• _GIVEN ENTRIES_:
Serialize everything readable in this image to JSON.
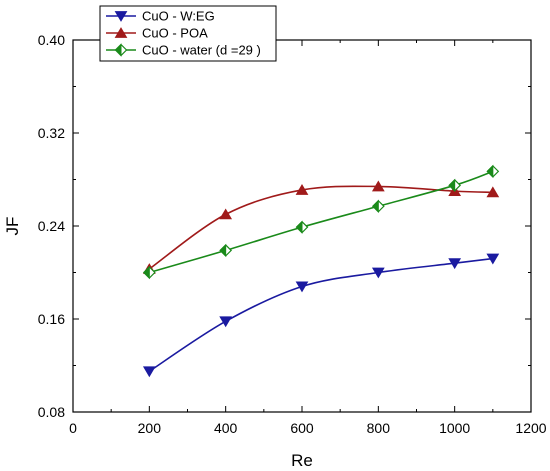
{
  "chart_data": {
    "type": "line",
    "xlabel": "Re",
    "ylabel": "JF",
    "xlim": [
      0,
      1200
    ],
    "ylim": [
      0.08,
      0.4
    ],
    "xticks": [
      0,
      200,
      400,
      600,
      800,
      1000,
      1200
    ],
    "yticks": [
      0.08,
      0.16,
      0.24,
      0.32,
      0.4
    ],
    "xtick_labels": [
      "0",
      "200",
      "400",
      "600",
      "800",
      "1000",
      "1200"
    ],
    "ytick_labels": [
      "0.08",
      "0.16",
      "0.24",
      "0.32",
      "0.40"
    ],
    "grid": false,
    "legend_position": "top-left",
    "series": [
      {
        "name": "CuO - W:EG",
        "color": "#1a1aa0",
        "marker": "triangle-down",
        "x": [
          200,
          400,
          600,
          800,
          1000,
          1100
        ],
        "values": [
          0.115,
          0.158,
          0.188,
          0.2,
          0.208,
          0.212
        ]
      },
      {
        "name": "CuO - POA",
        "color": "#a01a1a",
        "marker": "triangle-up",
        "x": [
          200,
          400,
          600,
          800,
          1000,
          1100
        ],
        "values": [
          0.203,
          0.25,
          0.271,
          0.274,
          0.27,
          0.269
        ]
      },
      {
        "name": "CuO - water (d =29 )",
        "color": "#1a8a1a",
        "marker": "half-diamond",
        "x": [
          200,
          400,
          600,
          800,
          1000,
          1100
        ],
        "values": [
          0.2,
          0.219,
          0.239,
          0.257,
          0.275,
          0.287
        ]
      }
    ]
  }
}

• _WHAT IS REQUIRED_: Pictures don't belong in the copy. Restate all the entries exactly.

• _ANSWER TO THE EXERCISE_:
Serialize everything readable in this image to JSON.
{
  "chart_data": {
    "type": "line",
    "xlabel": "Re",
    "ylabel": "JF",
    "xlim": [
      0,
      1200
    ],
    "ylim": [
      0.08,
      0.4
    ],
    "xticks": [
      0,
      200,
      400,
      600,
      800,
      1000,
      1200
    ],
    "yticks": [
      0.08,
      0.16,
      0.24,
      0.32,
      0.4
    ],
    "xtick_labels": [
      "0",
      "200",
      "400",
      "600",
      "800",
      "1000",
      "1200"
    ],
    "ytick_labels": [
      "0.08",
      "0.16",
      "0.24",
      "0.32",
      "0.40"
    ],
    "grid": false,
    "legend_position": "top-left",
    "series": [
      {
        "name": "CuO - W:EG",
        "color": "#1a1aa0",
        "marker": "triangle-down",
        "x": [
          200,
          400,
          600,
          800,
          1000,
          1100
        ],
        "values": [
          0.115,
          0.158,
          0.188,
          0.2,
          0.208,
          0.212
        ]
      },
      {
        "name": "CuO - POA",
        "color": "#a01a1a",
        "marker": "triangle-up",
        "x": [
          200,
          400,
          600,
          800,
          1000,
          1100
        ],
        "values": [
          0.203,
          0.25,
          0.271,
          0.274,
          0.27,
          0.269
        ]
      },
      {
        "name": "CuO - water (d =29 )",
        "color": "#1a8a1a",
        "marker": "half-diamond",
        "x": [
          200,
          400,
          600,
          800,
          1000,
          1100
        ],
        "values": [
          0.2,
          0.219,
          0.239,
          0.257,
          0.275,
          0.287
        ]
      }
    ]
  }
}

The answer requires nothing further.